**JOB**
Begin at the line that contains "What does this" and reproduce it along with every line after it to the end of the listing; skip any pictures.

━━━━━ INFORMATION PROVIDED

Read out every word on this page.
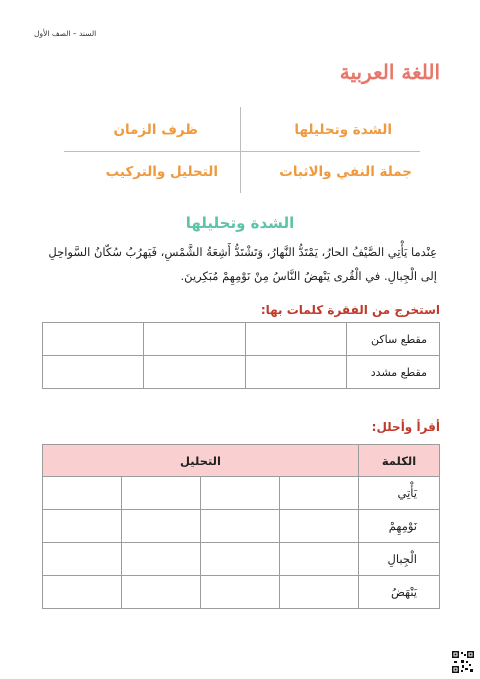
السند – الصف الأول
اللغة العربية
الشدة وتحليلها
ظرف الزمان
جملة النفي والاثبات
التحليل والتركيب
الشدة وتحليلها
عِنْدما يَأْتِي الصَّيْفُ الحارُ، يَمْتَدُّ النَّهارُ، وَتَشْتَدُّ أَشِعَةُ الشَّمْسِ، فَيَهرُبُ سُكّانُ السَّواحِلِ إلى الْجِبالِ. في الْقُرى يَنْهضُ النَّاسُ مِنْ نَوْمِهِمْ مُبَكِرينَ.
استخرج من الفقرة كلمات بها:
مقطع ساكن			
مقطع مشدد			
أقرأ وأحلل:
الكلمة	التحليل			
يَأْتِي				
نَوْمِهِمْ				
الْجِبالِ				
يَنْهَضُ				
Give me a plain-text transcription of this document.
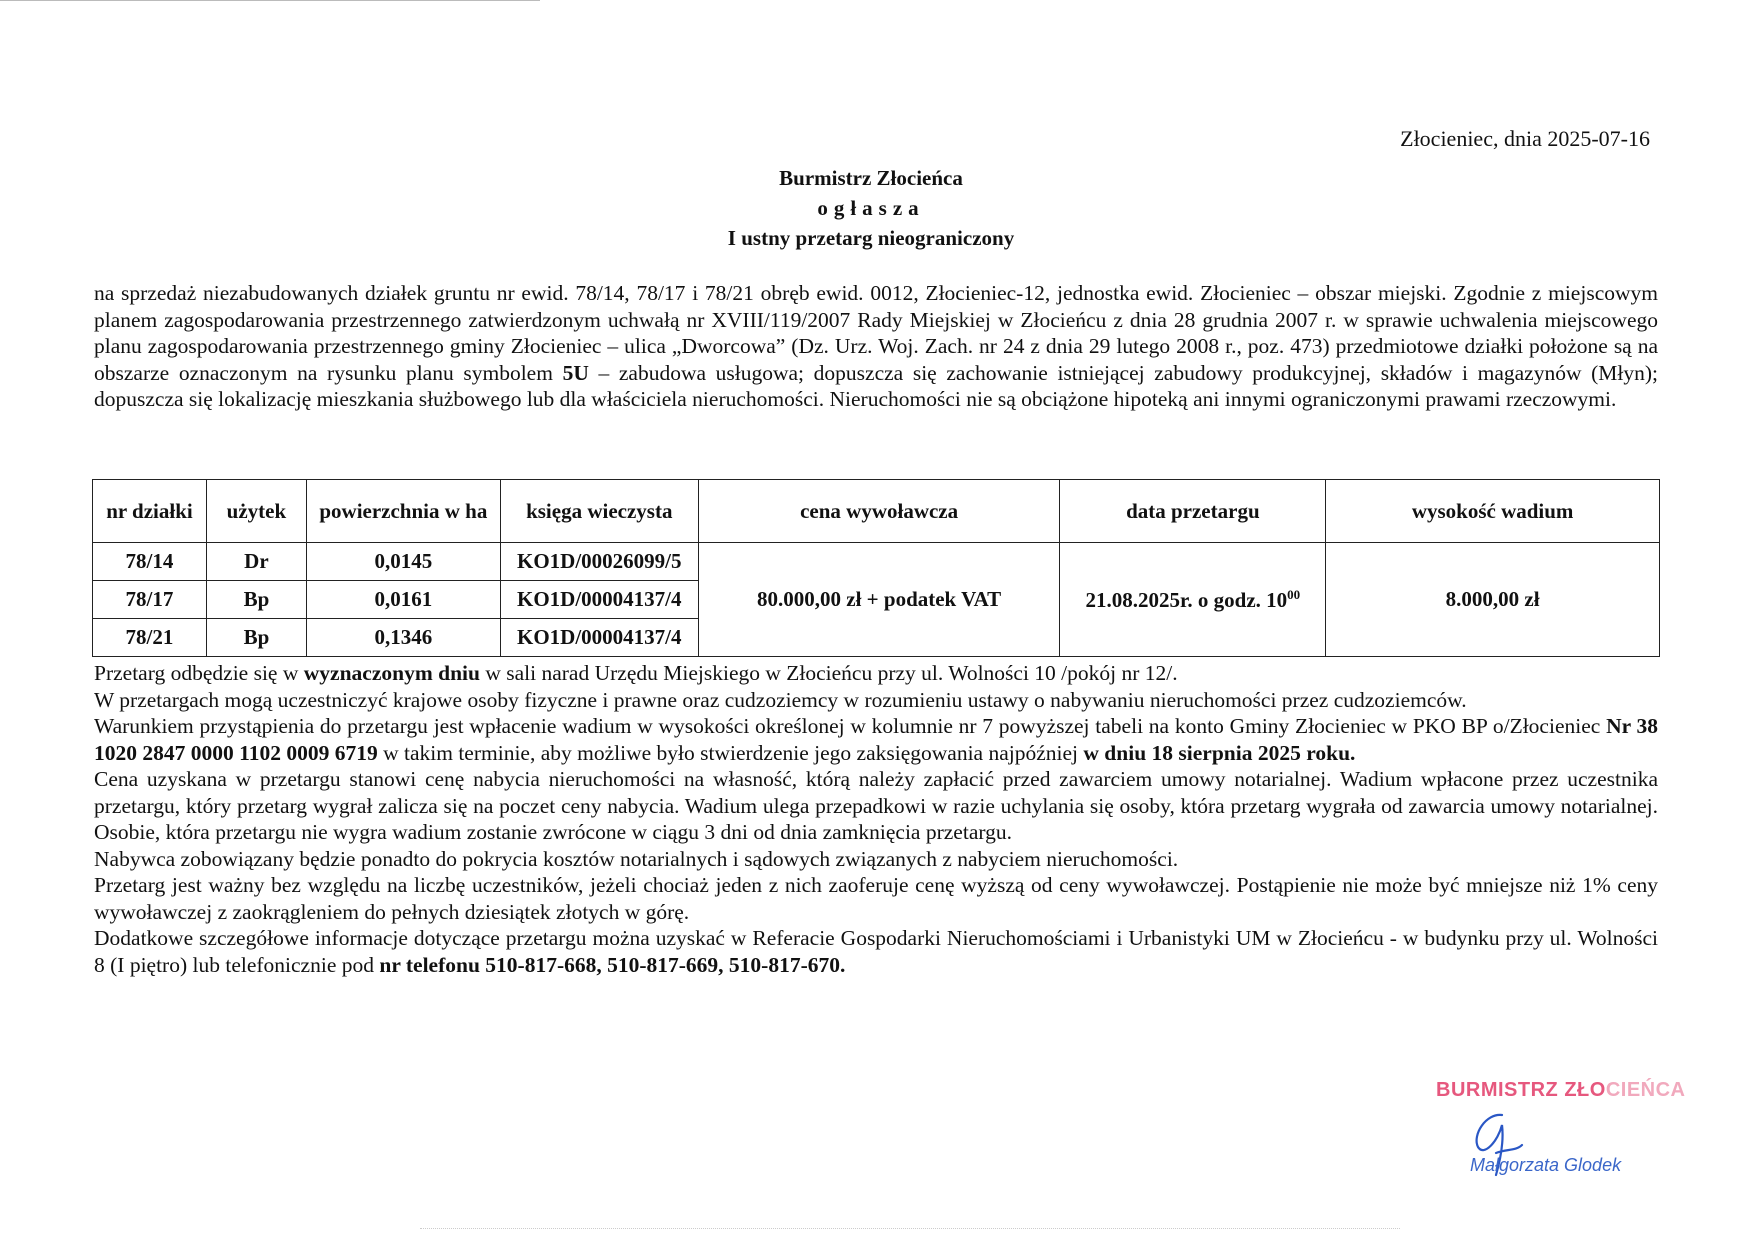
Złocieniec, dnia 2025-07-16
Burmistrz Złocieńca
ogłasza
I ustny przetarg nieograniczony
na sprzedaż niezabudowanych działek gruntu nr ewid. 78/14, 78/17 i 78/21 obręb ewid. 0012, Złocieniec-12, jednostka ewid. Złocieniec – obszar miejski. Zgodnie z miejscowym planem zagospodarowania przestrzennego zatwierdzonym uchwałą nr XVIII/119/2007 Rady Miejskiej w Złocieńcu z dnia 28 grudnia 2007 r. w sprawie uchwalenia miejscowego planu zagospodarowania przestrzennego gminy Złocieniec – ulica „Dworcowa” (Dz. Urz. Woj. Zach. nr 24 z dnia 29 lutego 2008 r., poz. 473) przedmiotowe działki położone są na obszarze oznaczonym na rysunku planu symbolem 5U – zabudowa usługowa; dopuszcza się zachowanie istniejącej zabudowy produkcyjnej, składów i magazynów (Młyn); dopuszcza się lokalizację mieszkania służbowego lub dla właściciela nieruchomości. Nieruchomości nie są obciążone hipoteką ani innymi ograniczonymi prawami rzeczowymi.
nr działki	użytek	powierzchnia w ha	księga wieczysta	cena wywoławcza	data przetargu	wysokość wadium
78/14	Dr	0,0145	KO1D/00026099/5	80.000,00 zł + podatek VAT	21.08.2025r. o godz. $10^{00}$	8.000,00 zł
78/17	Bp	0,0161	KO1D/00004137/4			
78/21	Bp	0,1346	KO1D/00004137/4			

Przetarg odbędzie się w wyznaczonym dniu w sali narad Urzędu Miejskiego w Złocieńcu przy ul. Wolności 10 /pokój nr 12/.

W przetargach mogą uczestniczyć krajowe osoby fizyczne i prawne oraz cudzoziemcy w rozumieniu ustawy o nabywaniu nieruchomości przez cudzoziemców.

Warunkiem przystąpienia do przetargu jest wpłacenie wadium w wysokości określonej w kolumnie nr 7 powyższej tabeli na konto Gminy Złocieniec w PKO BP o/Złocieniec Nr 38 1020 2847 0000 1102 0009 6719 w takim terminie, aby możliwe było stwierdzenie jego zaksięgowania najpóźniej w dniu 18 sierpnia 2025 roku.

Cena uzyskana w przetargu stanowi cenę nabycia nieruchomości na własność, którą należy zapłacić przed zawarciem umowy notarialnej. Wadium wpłacone przez uczestnika przetargu, który przetarg wygrał zalicza się na poczet ceny nabycia. Wadium ulega przepadkowi w razie uchylania się osoby, która przetarg wygrała od zawarcia umowy notarialnej. Osobie, która przetargu nie wygra wadium zostanie zwrócone w ciągu 3 dni od dnia zamknięcia przetargu.

Nabywca zobowiązany będzie ponadto do pokrycia kosztów notarialnych i sądowych związanych z nabyciem nieruchomości.

Przetarg jest ważny bez względu na liczbę uczestników, jeżeli chociaż jeden z nich zaoferuje cenę wyższą od ceny wywoławczej. Postąpienie nie może być mniejsze niż 1% ceny wywoławczej z zaokrągleniem do pełnych dziesiątek złotych w górę.

Dodatkowe szczegółowe informacje dotyczące przetargu można uzyskać w Referacie Gospodarki Nieruchomościami i Urbanistyki UM w Złocieńcu - w budynku przy ul. Wolności 8 (I piętro) lub telefonicznie pod nr telefonu 510-817-668, 510-817-669, 510-817-670.

BURMISTRZ ZŁOCIEŃCA
Małgorzata Glodek
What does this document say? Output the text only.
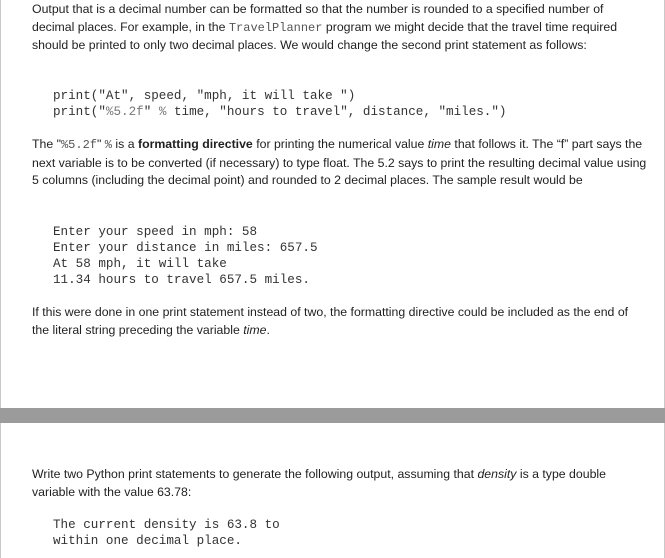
Output that is a decimal number can be formatted so that the number is rounded to a specified number of decimal places. For example, in the TravelPlanner program we might decide that the travel time required should be printed to only two decimal places. We would change the second print statement as follows:

print("At", speed, "mph, it will take ")
print("%5.2f" % time, "hours to travel", distance, "miles.")

The "%5.2f" % is a formatting directive for printing the numerical value time that follows it. The “f” part says the next variable is to be converted (if necessary) to type float. The 5.2 says to print the resulting decimal value using 5 columns (including the decimal point) and rounded to 2 decimal places. The sample result would be

Enter your speed in mph: 58
Enter your distance in miles: 657.5
At 58 mph, it will take
11.34 hours to travel 657.5 miles.

If this were done in one print statement instead of two, the formatting directive could be included as the end of the literal string preceding the variable time.

Write two Python print statements to generate the following output, assuming that density is a type double variable with the value 63.78:

The current density is 63.8 to
within one decimal place.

━━━━━━━━━━

**EXERCISE SOLUTION**
What does this document say? Output the text only.
Output that is a decimal number can be formatted so that the number is rounded to a specified number of decimal places. For example, in the TravelPlanner program we might decide that the travel time required should be printed to only two decimal places. We would change the second print statement as follows:

print("At", speed, "mph, it will take ")
print("%5.2f" % time, "hours to travel", distance, "miles.")

The "%5.2f" % is a formatting directive for printing the numerical value time that follows it. The “f” part says the next variable is to be converted (if necessary) to type float. The 5.2 says to print the resulting decimal value using 5 columns (including the decimal point) and rounded to 2 decimal places. The sample result would be

Enter your speed in mph: 58
Enter your distance in miles: 657.5
At 58 mph, it will take
11.34 hours to travel 657.5 miles.

If this were done in one print statement instead of two, the formatting directive could be included as the end of the literal string preceding the variable time.

Write two Python print statements to generate the following output, assuming that density is a type double variable with the value 63.78:

The current density is 63.8 to
within one decimal place.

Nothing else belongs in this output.